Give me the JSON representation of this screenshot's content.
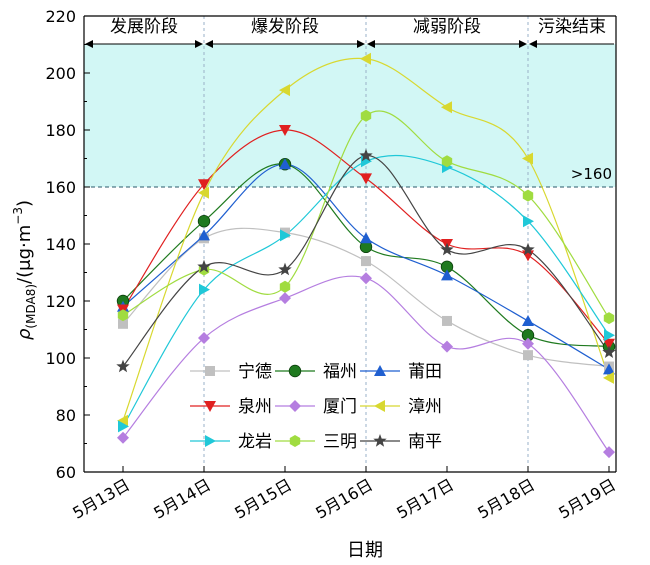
{
  "chart_data": {
    "type": "line",
    "xlabel": "日期",
    "ylabel_main": "ρ",
    "ylabel_sub": "(MDA8)",
    "ylabel_unit": "/(μg·m",
    "ylabel_exp": "−3",
    "ylabel_close": ")",
    "categories": [
      "5月13日",
      "5月14日",
      "5月15日",
      "5月16日",
      "5月17日",
      "5月18日",
      "5月19日"
    ],
    "ylim": [
      60,
      220
    ],
    "yticks": [
      60,
      80,
      100,
      120,
      140,
      160,
      180,
      200,
      220
    ],
    "threshold": {
      "value": 160,
      "label": ">160"
    },
    "phases": [
      {
        "label": "发展阶段",
        "start": -0.5,
        "end": 1
      },
      {
        "label": "爆发阶段",
        "start": 1,
        "end": 3
      },
      {
        "label": "减弱阶段",
        "start": 3,
        "end": 5
      },
      {
        "label": "污染结束",
        "start": 5,
        "end": 6.1
      }
    ],
    "series": [
      {
        "name": "宁德",
        "color": "#c0c0c0",
        "marker": "square",
        "values": [
          112,
          142,
          144,
          134,
          113,
          101,
          97
        ]
      },
      {
        "name": "福州",
        "color": "#1f7a1f",
        "marker": "circle",
        "values": [
          120,
          148,
          168,
          139,
          132,
          108,
          104
        ]
      },
      {
        "name": "莆田",
        "color": "#1f5fd0",
        "marker": "triangle",
        "values": [
          118,
          143,
          168,
          142,
          129,
          113,
          96
        ]
      },
      {
        "name": "泉州",
        "color": "#e02020",
        "marker": "tri-down",
        "values": [
          117,
          161,
          180,
          163,
          140,
          136,
          105
        ]
      },
      {
        "name": "厦门",
        "color": "#b57ee0",
        "marker": "diamond",
        "values": [
          72,
          107,
          121,
          128,
          104,
          105,
          67
        ]
      },
      {
        "name": "漳州",
        "color": "#d8d830",
        "marker": "tri-left",
        "values": [
          78,
          158,
          194,
          205,
          188,
          170,
          93
        ]
      },
      {
        "name": "龙岩",
        "color": "#20c8d8",
        "marker": "tri-right",
        "values": [
          76,
          124,
          143,
          169,
          167,
          148,
          108
        ]
      },
      {
        "name": "三明",
        "color": "#a0dc40",
        "marker": "hexagon",
        "values": [
          115,
          131,
          125,
          185,
          169,
          157,
          114
        ]
      },
      {
        "name": "南平",
        "color": "#444444",
        "marker": "star",
        "values": [
          97,
          132,
          131,
          171,
          138,
          138,
          102
        ]
      }
    ]
  }
}
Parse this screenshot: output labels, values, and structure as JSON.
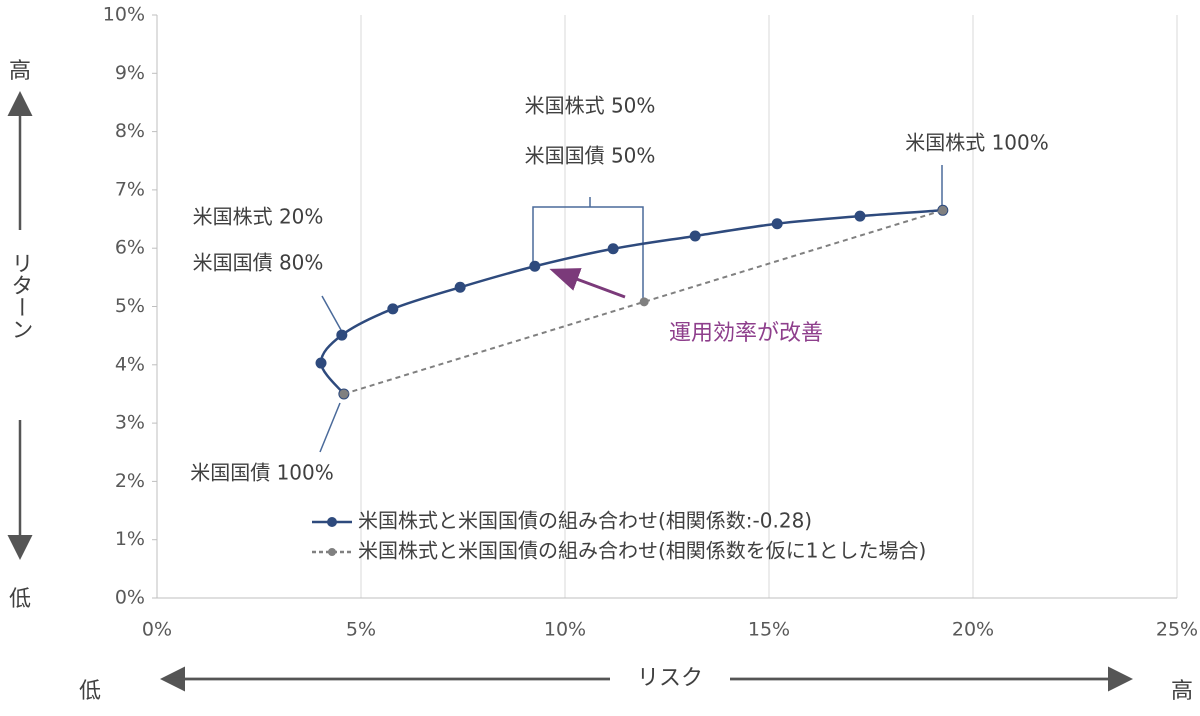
{
  "chart_data": {
    "type": "line",
    "x_label": "リスク",
    "y_label": "リターン",
    "x_low": "低",
    "x_high": "高",
    "y_low": "低",
    "y_high": "高",
    "xlim": [
      0,
      25
    ],
    "ylim": [
      0,
      10
    ],
    "xticks": [
      {
        "value": 0,
        "label": "0%"
      },
      {
        "value": 5,
        "label": "5%"
      },
      {
        "value": 10,
        "label": "10%"
      },
      {
        "value": 15,
        "label": "15%"
      },
      {
        "value": 20,
        "label": "20%"
      },
      {
        "value": 25,
        "label": "25%"
      }
    ],
    "yticks": [
      {
        "value": 0,
        "label": "0%"
      },
      {
        "value": 1,
        "label": "1%"
      },
      {
        "value": 2,
        "label": "2%"
      },
      {
        "value": 3,
        "label": "3%"
      },
      {
        "value": 4,
        "label": "4%"
      },
      {
        "value": 5,
        "label": "5%"
      },
      {
        "value": 6,
        "label": "6%"
      },
      {
        "value": 7,
        "label": "7%"
      },
      {
        "value": 8,
        "label": "8%"
      },
      {
        "value": 9,
        "label": "9%"
      },
      {
        "value": 10,
        "label": "10%"
      }
    ],
    "grid": true,
    "series": [
      {
        "name": "米国株式と米国国債の組み合わせ(相関係数:-0.28)",
        "color": "#2e4a7d",
        "dashed": false,
        "x": [
          4.58,
          4.02,
          4.53,
          5.78,
          7.43,
          9.26,
          11.18,
          13.19,
          15.2,
          17.23,
          19.26
        ],
        "values": [
          3.5,
          4.03,
          4.51,
          4.96,
          5.33,
          5.69,
          5.99,
          6.21,
          6.42,
          6.55,
          6.65
        ]
      },
      {
        "name": "米国株式と米国国債の組み合わせ(相関係数を仮に1とした場合)",
        "color": "#808080",
        "dashed": true,
        "x": [
          4.58,
          11.94,
          19.26
        ],
        "values": [
          3.5,
          5.08,
          6.65
        ]
      }
    ],
    "annotations": [
      "米国株式 50%",
      "米国国債 50%",
      "米国株式 100%",
      "米国株式 20%",
      "米国国債 80%",
      "米国国債 100%",
      "運用効率が改善"
    ]
  }
}
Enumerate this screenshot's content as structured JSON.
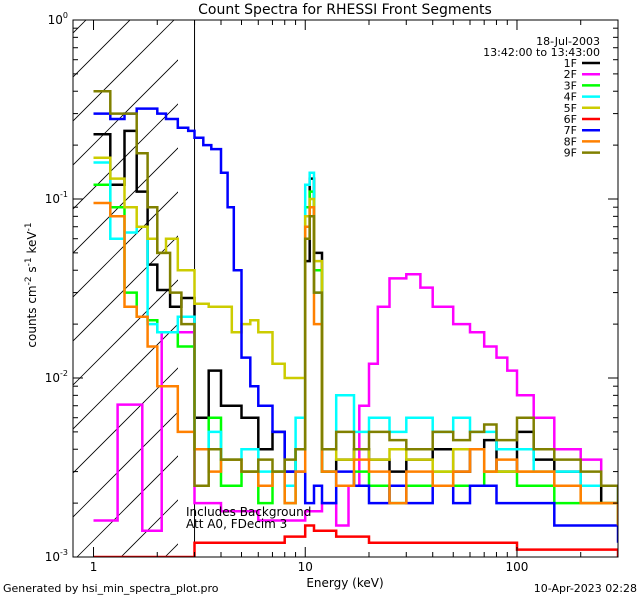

____________

Write every record out again exactly; no pictures belong in the copy.

Give me the JSON representation of this screenshot's content.
{
  "chart_data": {
    "type": "line",
    "xlabel": "日期",
    "ylabel_main": "ρ",
    "ylabel_sub": "(MDA8)",
    "ylabel_unit": "/(μg·m",
    "ylabel_exp": "−3",
    "ylabel_close": ")",
    "categories": [
      "5月13日",
      "5月14日",
      "5月15日",
      "5月16日",
      "5月17日",
      "5月18日",
      "5月19日"
    ],
    "ylim": [
      60,
      220
    ],
    "yticks": [
      60,
      80,
      100,
      120,
      140,
      160,
      180,
      200,
      220
    ],
    "threshold": {
      "value": 160,
      "label": ">160"
    },
    "phases": [
      {
        "label": "发展阶段",
        "start": -0.5,
        "end": 1
      },
      {
        "label": "爆发阶段",
        "start": 1,
        "end": 3
      },
      {
        "label": "减弱阶段",
        "start": 3,
        "end": 5
      },
      {
        "label": "污染结束",
        "start": 5,
        "end": 6.1
      }
    ],
    "series": [
      {
        "name": "宁德",
        "color": "#c0c0c0",
        "marker": "square",
        "values": [
          112,
          142,
          144,
          134,
          113,
          101,
          97
        ]
      },
      {
        "name": "福州",
        "color": "#1f7a1f",
        "marker": "circle",
        "values": [
          120,
          148,
          168,
          139,
          132,
          108,
          104
        ]
      },
      {
        "name": "莆田",
        "color": "#1f5fd0",
        "marker": "triangle",
        "values": [
          118,
          143,
          168,
          142,
          129,
          113,
          96
        ]
      },
      {
        "name": "泉州",
        "color": "#e02020",
        "marker": "tri-down",
        "values": [
          117,
          161,
          180,
          163,
          140,
          136,
          105
        ]
      },
      {
        "name": "厦门",
        "color": "#b57ee0",
        "marker": "diamond",
        "values": [
          72,
          107,
          121,
          128,
          104,
          105,
          67
        ]
      },
      {
        "name": "漳州",
        "color": "#d8d830",
        "marker": "tri-left",
        "values": [
          78,
          158,
          194,
          205,
          188,
          170,
          93
        ]
      },
      {
        "name": "龙岩",
        "color": "#20c8d8",
        "marker": "tri-right",
        "values": [
          76,
          124,
          143,
          169,
          167,
          148,
          108
        ]
      },
      {
        "name": "三明",
        "color": "#a0dc40",
        "marker": "hexagon",
        "values": [
          115,
          131,
          125,
          185,
          169,
          157,
          114
        ]
      },
      {
        "name": "南平",
        "color": "#444444",
        "marker": "star",
        "values": [
          97,
          132,
          131,
          171,
          138,
          138,
          102
        ]
      }
    ]
  }
}
Parse this screenshot: output labels, values, and structure as JSON.
{
  "chart_data": {
    "type": "line",
    "x_label": "リスク",
    "y_label": "リターン",
    "x_low": "低",
    "x_high": "高",
    "y_low": "低",
    "y_high": "高",
    "xlim": [
      0,
      25
    ],
    "ylim": [
      0,
      10
    ],
    "xticks": [
      {
        "value": 0,
        "label": "0%"
      },
      {
        "value": 5,
        "label": "5%"
      },
      {
        "value": 10,
        "label": "10%"
      },
      {
        "value": 15,
        "label": "15%"
      },
      {
        "value": 20,
        "label": "20%"
      },
      {
        "value": 25,
        "label": "25%"
      }
    ],
    "yticks": [
      {
        "value": 0,
        "label": "0%"
      },
      {
        "value": 1,
        "label": "1%"
      },
      {
        "value": 2,
        "label": "2%"
      },
      {
        "value": 3,
        "label": "3%"
      },
      {
        "value": 4,
        "label": "4%"
      },
      {
        "value": 5,
        "label": "5%"
      },
      {
        "value": 6,
        "label": "6%"
      },
      {
        "value": 7,
        "label": "7%"
      },
      {
        "value": 8,
        "label": "8%"
      },
      {
        "value": 9,
        "label": "9%"
      },
      {
        "value": 10,
        "label": "10%"
      }
    ],
    "grid": true,
    "series": [
      {
        "name": "米国株式と米国国債の組み合わせ(相関係数:-0.28)",
        "color": "#2e4a7d",
        "dashed": false,
        "x": [
          4.58,
          4.02,
          4.53,
          5.78,
          7.43,
          9.26,
          11.18,
          13.19,
          15.2,
          17.23,
          19.26
        ],
        "values": [
          3.5,
          4.03,
          4.51,
          4.96,
          5.33,
          5.69,
          5.99,
          6.21,
          6.42,
          6.55,
          6.65
        ]
      },
      {
        "name": "米国株式と米国国債の組み合わせ(相関係数を仮に1とした場合)",
        "color": "#808080",
        "dashed": true,
        "x": [
          4.58,
          11.94,
          19.26
        ],
        "values": [
          3.5,
          5.08,
          6.65
        ]
      }
    ],
    "annotations": [
      "米国株式 50%",
      "米国国債 50%",
      "米国株式 100%",
      "米国株式 20%",
      "米国国債 80%",
      "米国国債 100%",
      "運用効率が改善"
    ]
  }
}
Enumerate this screenshot's content as structured JSON.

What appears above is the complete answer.